== Given request ==
Every record should be repeated exactly, except that pictures are left out.

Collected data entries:
§ §

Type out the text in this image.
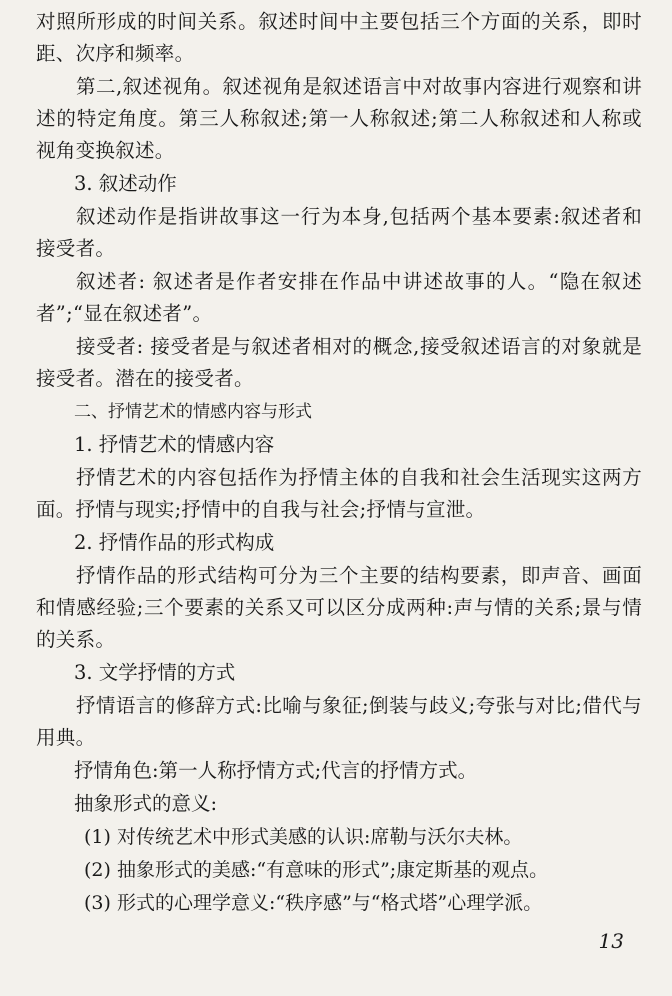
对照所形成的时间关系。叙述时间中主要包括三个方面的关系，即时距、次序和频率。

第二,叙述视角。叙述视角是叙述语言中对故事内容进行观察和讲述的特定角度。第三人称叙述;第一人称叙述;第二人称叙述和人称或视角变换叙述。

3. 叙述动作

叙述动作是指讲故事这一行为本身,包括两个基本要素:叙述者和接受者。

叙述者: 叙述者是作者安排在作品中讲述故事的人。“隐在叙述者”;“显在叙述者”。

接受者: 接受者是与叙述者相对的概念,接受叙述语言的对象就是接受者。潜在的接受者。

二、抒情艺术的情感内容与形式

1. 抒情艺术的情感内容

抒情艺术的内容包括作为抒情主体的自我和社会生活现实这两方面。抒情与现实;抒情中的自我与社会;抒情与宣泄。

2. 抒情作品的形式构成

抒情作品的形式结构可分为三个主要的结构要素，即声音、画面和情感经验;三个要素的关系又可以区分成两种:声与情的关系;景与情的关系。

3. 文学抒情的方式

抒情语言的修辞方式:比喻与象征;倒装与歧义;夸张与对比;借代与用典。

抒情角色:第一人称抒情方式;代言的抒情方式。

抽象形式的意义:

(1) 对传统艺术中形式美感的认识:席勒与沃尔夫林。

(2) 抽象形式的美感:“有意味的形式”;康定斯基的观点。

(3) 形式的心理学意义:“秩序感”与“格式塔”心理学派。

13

§ §

== Task solution ==
Type out the text in this image.
对照所形成的时间关系。叙述时间中主要包括三个方面的关系，即时距、次序和频率。

第二,叙述视角。叙述视角是叙述语言中对故事内容进行观察和讲述的特定角度。第三人称叙述;第一人称叙述;第二人称叙述和人称或视角变换叙述。

3. 叙述动作

叙述动作是指讲故事这一行为本身,包括两个基本要素:叙述者和接受者。

叙述者: 叙述者是作者安排在作品中讲述故事的人。“隐在叙述者”;“显在叙述者”。

接受者: 接受者是与叙述者相对的概念,接受叙述语言的对象就是接受者。潜在的接受者。

二、抒情艺术的情感内容与形式

1. 抒情艺术的情感内容

抒情艺术的内容包括作为抒情主体的自我和社会生活现实这两方面。抒情与现实;抒情中的自我与社会;抒情与宣泄。

2. 抒情作品的形式构成

抒情作品的形式结构可分为三个主要的结构要素，即声音、画面和情感经验;三个要素的关系又可以区分成两种:声与情的关系;景与情的关系。

3. 文学抒情的方式

抒情语言的修辞方式:比喻与象征;倒装与歧义;夸张与对比;借代与用典。

抒情角色:第一人称抒情方式;代言的抒情方式。

抽象形式的意义:

(1) 对传统艺术中形式美感的认识:席勒与沃尔夫林。

(2) 抽象形式的美感:“有意味的形式”;康定斯基的观点。

(3) 形式的心理学意义:“秩序感”与“格式塔”心理学派。

13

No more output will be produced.